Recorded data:
## BEGIN
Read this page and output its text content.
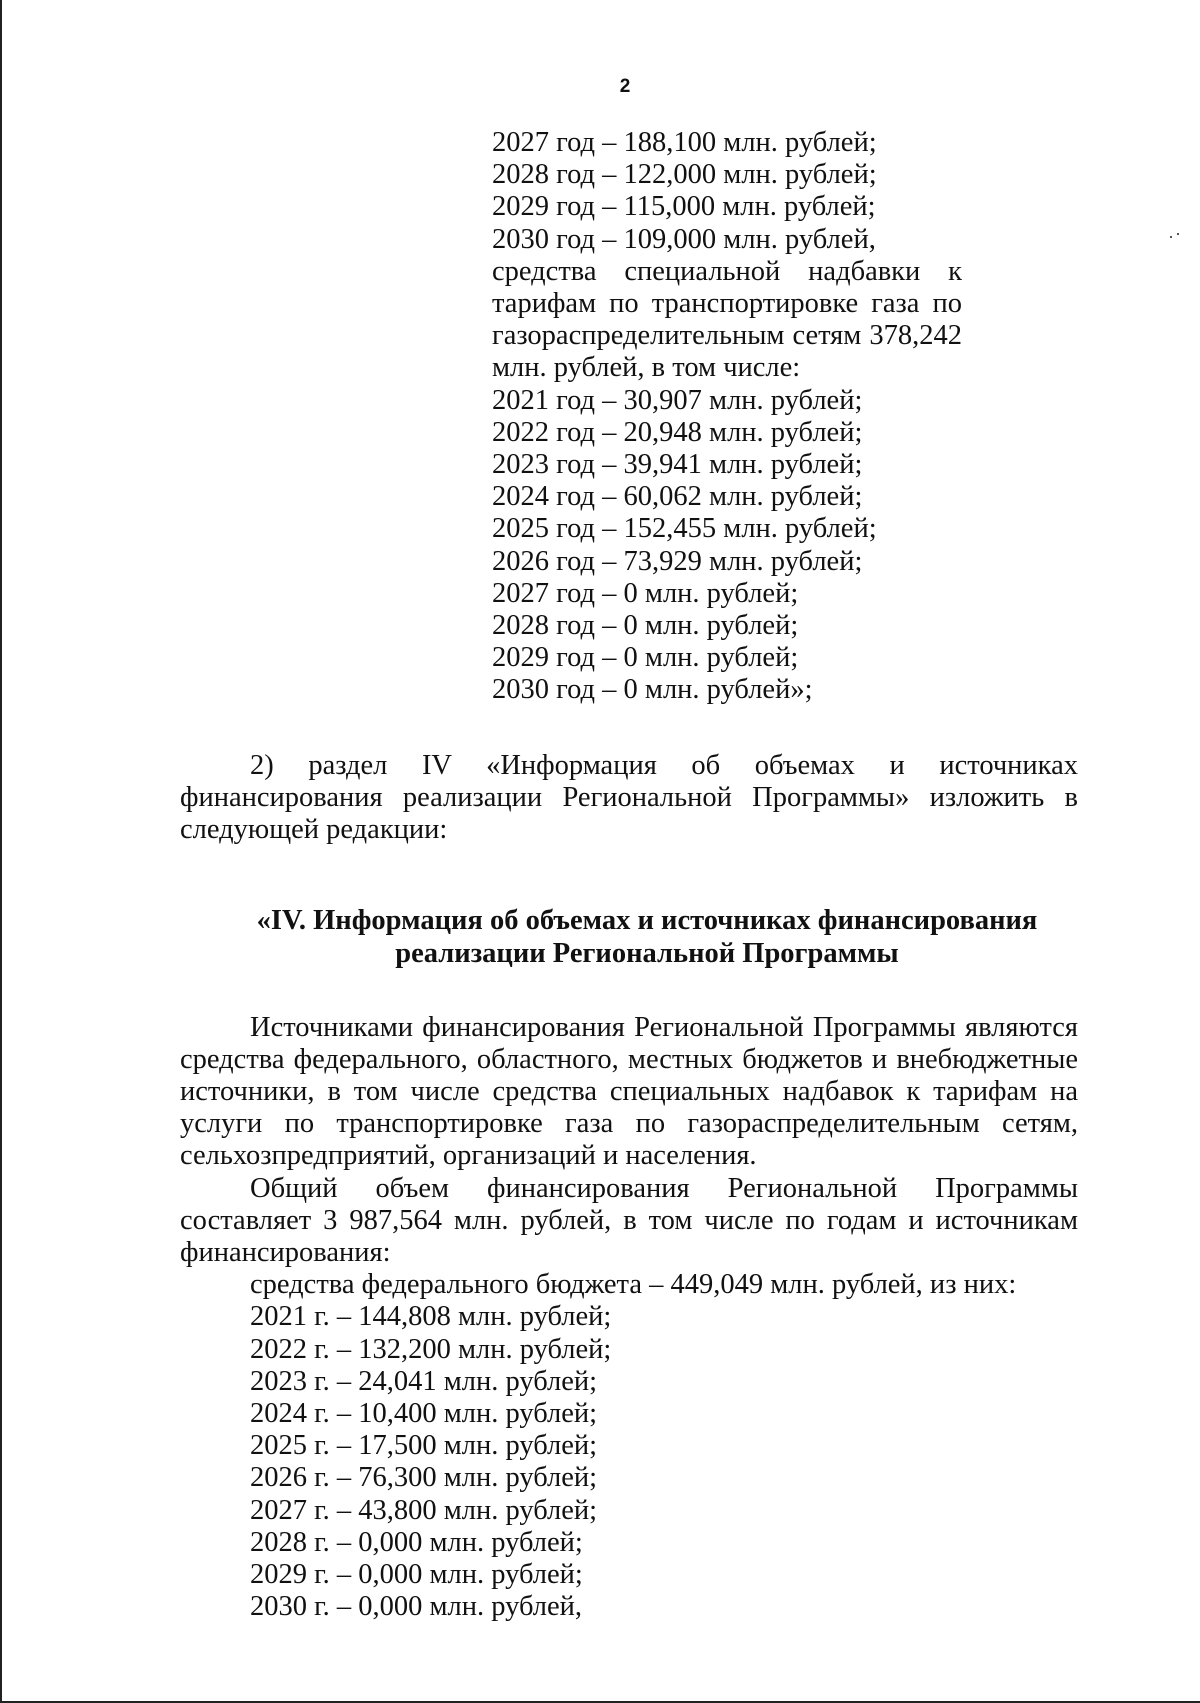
2
2027 год – 188,100 млн. рублей;
2028 год – 122,000 млн. рублей;
2029 год – 115,000 млн. рублей;
2030 год – 109,000 млн. рублей,
средства специальной надбавки к
тарифам по транспортировке газа по
газораспределительным сетям 378,242
млн. рублей, в том числе:
2021 год – 30,907 млн. рублей;
2022 год – 20,948 млн. рублей;
2023 год – 39,941 млн. рублей;
2024 год – 60,062 млн. рублей;
2025 год – 152,455 млн. рублей;
2026 год – 73,929 млн. рублей;
2027 год – 0 млн. рублей;
2028 год – 0 млн. рублей;
2029 год – 0 млн. рублей;
2030 год – 0 млн. рублей»;

2) раздел IV «Информация об объемах и источниках финансирования реализации Региональной Программы» изложить в следующей редакции:

«IV. Информация об объемах и источниках финансирования
реализации Региональной Программы

Источниками финансирования Региональной Программы являются средства федерального, областного, местных бюджетов и внебюджетные источники, в том числе средства специальных надбавок к тарифам на услуги по транспортировке газа по газораспределительным сетям, сельхозпредприятий, организаций и населения.

Общий объем финансирования Региональной Программы составляет 3 987,564 млн. рублей, в том числе по годам и источникам финансирования:

средства федерального бюджета – 449,049 млн. рублей, из них:
2021 г. – 144,808 млн. рублей;
2022 г. – 132,200 млн. рублей;
2023 г. – 24,041 млн. рублей;
2024 г. – 10,400 млн. рублей;
2025 г. – 17,500 млн. рублей;
2026 г. – 76,300 млн. рублей;
2027 г. – 43,800 млн. рублей;
2028 г. – 0,000 млн. рублей;
2029 г. – 0,000 млн. рублей;
2030 г. – 0,000 млн. рублей,
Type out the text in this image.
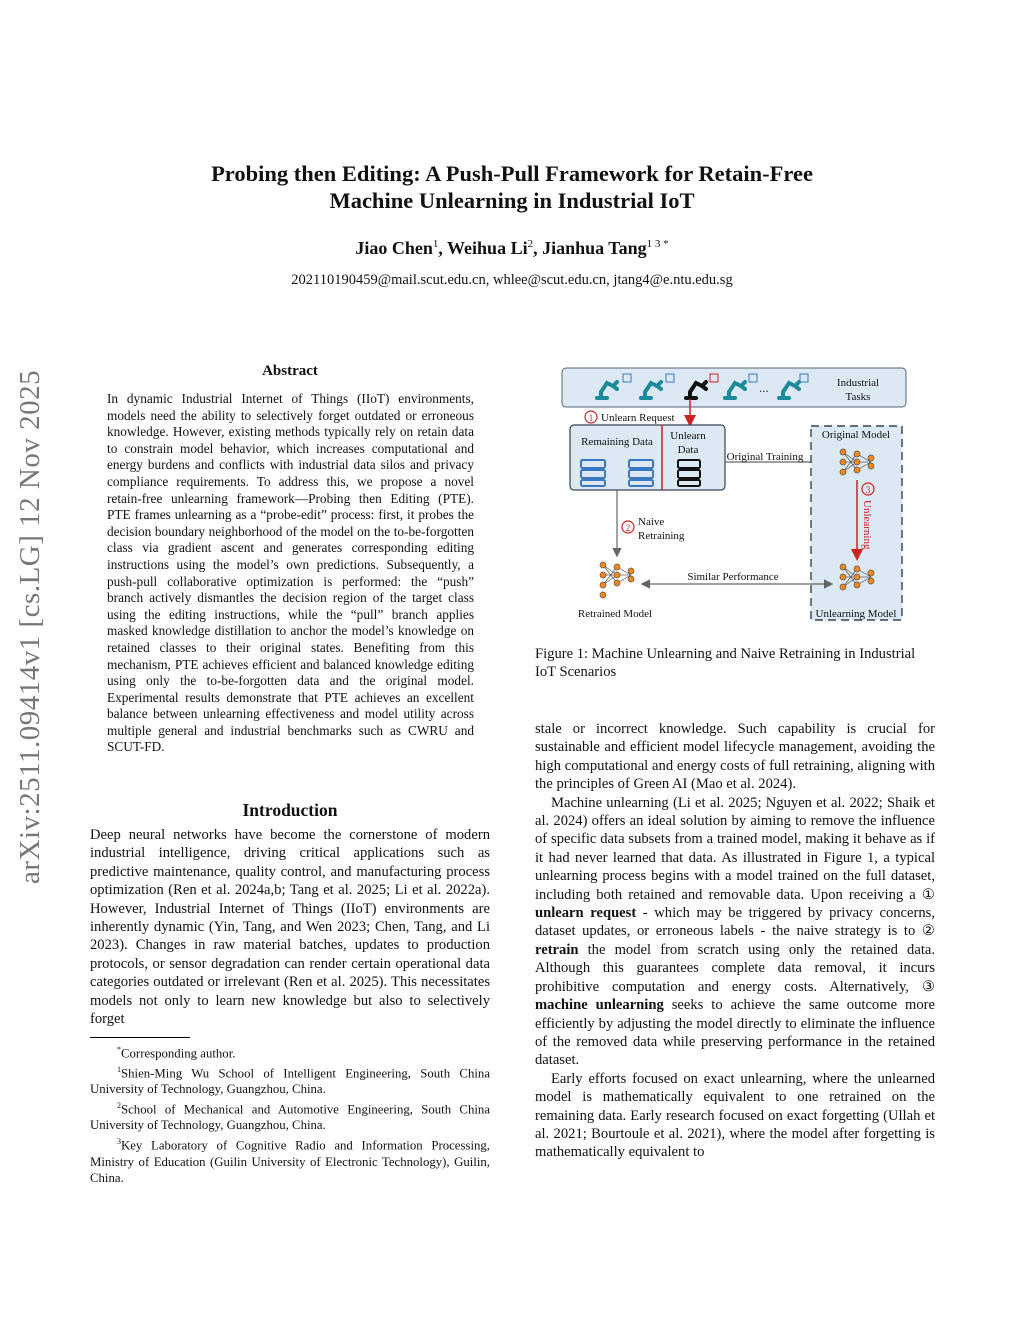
Probing then Editing: A Push-Pull Framework for Retain-Free
Machine Unlearning in Industrial IoT
Jiao Chen$^1$, Weihua Li$^2$, Jianhua Tang$^{1 3 *}$
202110190459@mail.scut.edu.cn, whlee@scut.edu.cn, jtang4@e.ntu.edu.sg
arXiv:2511.09414v1 [cs.LG] 12 Nov 2025	Abstract
In dynamic Industrial Internet of Things (IIoT) environments, models need the ability to selectively forget outdated or erroneous knowledge. However, existing methods typically rely on retain data to constrain model behavior, which increases computational and energy burdens and conflicts with industrial data silos and privacy compliance requirements. To address this, we propose a novel retain-free unlearning framework—Probing then Editing (PTE). PTE frames unlearning as a “probe-edit” process: first, it probes the decision boundary neighborhood of the model on the to-be-forgotten class via gradient ascent and generates corresponding editing instructions using the model’s own predictions. Subsequently, a push-pull collaborative optimization is performed: the “push” branch actively dismantles the decision region of the target class using the editing instructions, while the “pull” branch applies masked knowledge distillation to anchor the model’s knowledge on retained classes to their original states. Benefiting from this mechanism, PTE achieves efficient and balanced knowledge editing using only the to-be-forgotten data and the original model. Experimental results demonstrate that PTE achieves an excellent balance between unlearning effectiveness and model utility across multiple general and industrial benchmarks such as CWRU and SCUT-FD.
Introduction
Deep neural networks have become the cornerstone of modern industrial intelligence, driving critical applications such as predictive maintenance, quality control, and manufacturing process optimization (Ren et al. 2024a,b; Tang et al. 2025; Li et al. 2022a). However, Industrial Internet of Things (IIoT) environments are inherently dynamic (Yin, Tang, and Wen 2023; Chen, Tang, and Li 2023). Changes in raw material batches, updates to production protocols, or sensor degradation can render certain operational data categories outdated or irrelevant (Ren et al. 2025). This necessitates models not only to learn new knowledge but also to selectively forget

*Corresponding author.

$^1$Shien-Ming Wu School of Intelligent Engineering, South China University of Technology, Guangzhou, China.

$^2$School of Mechanical and Automotive Engineering, South China University of Technology, Guangzhou, China.

$^3$Key Laboratory of Cognitive Radio and Information Processing, Ministry of Education (Guilin University of Electronic Technology), Guilin, China.

...	Industrial
Tasks
1 Unlearn Request
Remaining Data Unlearn
Data
Original Training
Original Model
3
Unlearning
Unlearning Model
2 Naive
Retraining
Retrained Model
Similar Performance
Figure 1: Machine Unlearning and Naive Retraining in Industrial IoT Scenarios

stale or incorrect knowledge. Such capability is crucial for sustainable and efficient model lifecycle management, avoiding the high computational and energy costs of full retraining, aligning with the principles of Green AI (Mao et al. 2024).

Machine unlearning (Li et al. 2025; Nguyen et al. 2022; Shaik et al. 2024) offers an ideal solution by aiming to remove the influence of specific data subsets from a trained model, making it behave as if it had never learned that data. As illustrated in Figure 1, a typical unlearning process begins with a model trained on the full dataset, including both retained and removable data. Upon receiving a ① unlearn request - which may be triggered by privacy concerns, dataset updates, or erroneous labels - the naive strategy is to ② retrain the model from scratch using only the retained data. Although this guarantees complete data removal, it incurs prohibitive computation and energy costs. Alternatively, ③ machine unlearning seeks to achieve the same outcome more efficiently by adjusting the model directly to eliminate the influence of the removed data while preserving performance in the retained dataset.

Early efforts focused on exact unlearning, where the unlearned model is mathematically equivalent to one retrained on the remaining data. Early research focused on exact forgetting (Ullah et al. 2021; Bourtoule et al. 2021), where the model after forgetting is mathematically equivalent to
## END
## TASK GOAL
Transcribe the records word for word and include no pictures.

## TASK OUTPUT
Read this page and output its text content.
2
2027 год – 188,100 млн. рублей;
2028 год – 122,000 млн. рублей;
2029 год – 115,000 млн. рублей;
2030 год – 109,000 млн. рублей,
средства специальной надбавки к
тарифам по транспортировке газа по
газораспределительным сетям 378,242
млн. рублей, в том числе:
2021 год – 30,907 млн. рублей;
2022 год – 20,948 млн. рублей;
2023 год – 39,941 млн. рублей;
2024 год – 60,062 млн. рублей;
2025 год – 152,455 млн. рублей;
2026 год – 73,929 млн. рублей;
2027 год – 0 млн. рублей;
2028 год – 0 млн. рублей;
2029 год – 0 млн. рублей;
2030 год – 0 млн. рублей»;

2) раздел IV «Информация об объемах и источниках финансирования реализации Региональной Программы» изложить в следующей редакции:

«IV. Информация об объемах и источниках финансирования
реализации Региональной Программы

Источниками финансирования Региональной Программы являются средства федерального, областного, местных бюджетов и внебюджетные источники, в том числе средства специальных надбавок к тарифам на услуги по транспортировке газа по газораспределительным сетям, сельхозпредприятий, организаций и населения.

Общий объем финансирования Региональной Программы составляет 3 987,564 млн. рублей, в том числе по годам и источникам финансирования:

средства федерального бюджета – 449,049 млн. рублей, из них:
2021 г. – 144,808 млн. рублей;
2022 г. – 132,200 млн. рублей;
2023 г. – 24,041 млн. рублей;
2024 г. – 10,400 млн. рублей;
2025 г. – 17,500 млн. рублей;
2026 г. – 76,300 млн. рублей;
2027 г. – 43,800 млн. рублей;
2028 г. – 0,000 млн. рублей;
2029 г. – 0,000 млн. рублей;
2030 г. – 0,000 млн. рублей,
Type out the text in this image.
Probing then Editing: A Push-Pull Framework for Retain-Free
Machine Unlearning in Industrial IoT
Jiao Chen$^1$, Weihua Li$^2$, Jianhua Tang$^{1 3 *}$
202110190459@mail.scut.edu.cn, whlee@scut.edu.cn, jtang4@e.ntu.edu.sg
arXiv:2511.09414v1 [cs.LG] 12 Nov 2025	Abstract
In dynamic Industrial Internet of Things (IIoT) environments, models need the ability to selectively forget outdated or erroneous knowledge. However, existing methods typically rely on retain data to constrain model behavior, which increases computational and energy burdens and conflicts with industrial data silos and privacy compliance requirements. To address this, we propose a novel retain-free unlearning framework—Probing then Editing (PTE). PTE frames unlearning as a “probe-edit” process: first, it probes the decision boundary neighborhood of the model on the to-be-forgotten class via gradient ascent and generates corresponding editing instructions using the model’s own predictions. Subsequently, a push-pull collaborative optimization is performed: the “push” branch actively dismantles the decision region of the target class using the editing instructions, while the “pull” branch applies masked knowledge distillation to anchor the model’s knowledge on retained classes to their original states. Benefiting from this mechanism, PTE achieves efficient and balanced knowledge editing using only the to-be-forgotten data and the original model. Experimental results demonstrate that PTE achieves an excellent balance between unlearning effectiveness and model utility across multiple general and industrial benchmarks such as CWRU and SCUT-FD.
Introduction
Deep neural networks have become the cornerstone of modern industrial intelligence, driving critical applications such as predictive maintenance, quality control, and manufacturing process optimization (Ren et al. 2024a,b; Tang et al. 2025; Li et al. 2022a). However, Industrial Internet of Things (IIoT) environments are inherently dynamic (Yin, Tang, and Wen 2023; Chen, Tang, and Li 2023). Changes in raw material batches, updates to production protocols, or sensor degradation can render certain operational data categories outdated or irrelevant (Ren et al. 2025). This necessitates models not only to learn new knowledge but also to selectively forget

*Corresponding author.

$^1$Shien-Ming Wu School of Intelligent Engineering, South China University of Technology, Guangzhou, China.

$^2$School of Mechanical and Automotive Engineering, South China University of Technology, Guangzhou, China.

$^3$Key Laboratory of Cognitive Radio and Information Processing, Ministry of Education (Guilin University of Electronic Technology), Guilin, China.

...	Industrial
Tasks
1 Unlearn Request
Remaining Data Unlearn
Data
Original Training
Original Model
3
Unlearning
Unlearning Model
2 Naive
Retraining
Retrained Model
Similar Performance
Figure 1: Machine Unlearning and Naive Retraining in Industrial IoT Scenarios

stale or incorrect knowledge. Such capability is crucial for sustainable and efficient model lifecycle management, avoiding the high computational and energy costs of full retraining, aligning with the principles of Green AI (Mao et al. 2024).

Machine unlearning (Li et al. 2025; Nguyen et al. 2022; Shaik et al. 2024) offers an ideal solution by aiming to remove the influence of specific data subsets from a trained model, making it behave as if it had never learned that data. As illustrated in Figure 1, a typical unlearning process begins with a model trained on the full dataset, including both retained and removable data. Upon receiving a ① unlearn request - which may be triggered by privacy concerns, dataset updates, or erroneous labels - the naive strategy is to ② retrain the model from scratch using only the retained data. Although this guarantees complete data removal, it incurs prohibitive computation and energy costs. Alternatively, ③ machine unlearning seeks to achieve the same outcome more efficiently by adjusting the model directly to eliminate the influence of the removed data while preserving performance in the retained dataset.

Early efforts focused on exact unlearning, where the unlearned model is mathematically equivalent to one retrained on the remaining data. Early research focused on exact forgetting (Ullah et al. 2021; Bourtoule et al. 2021), where the model after forgetting is mathematically equivalent to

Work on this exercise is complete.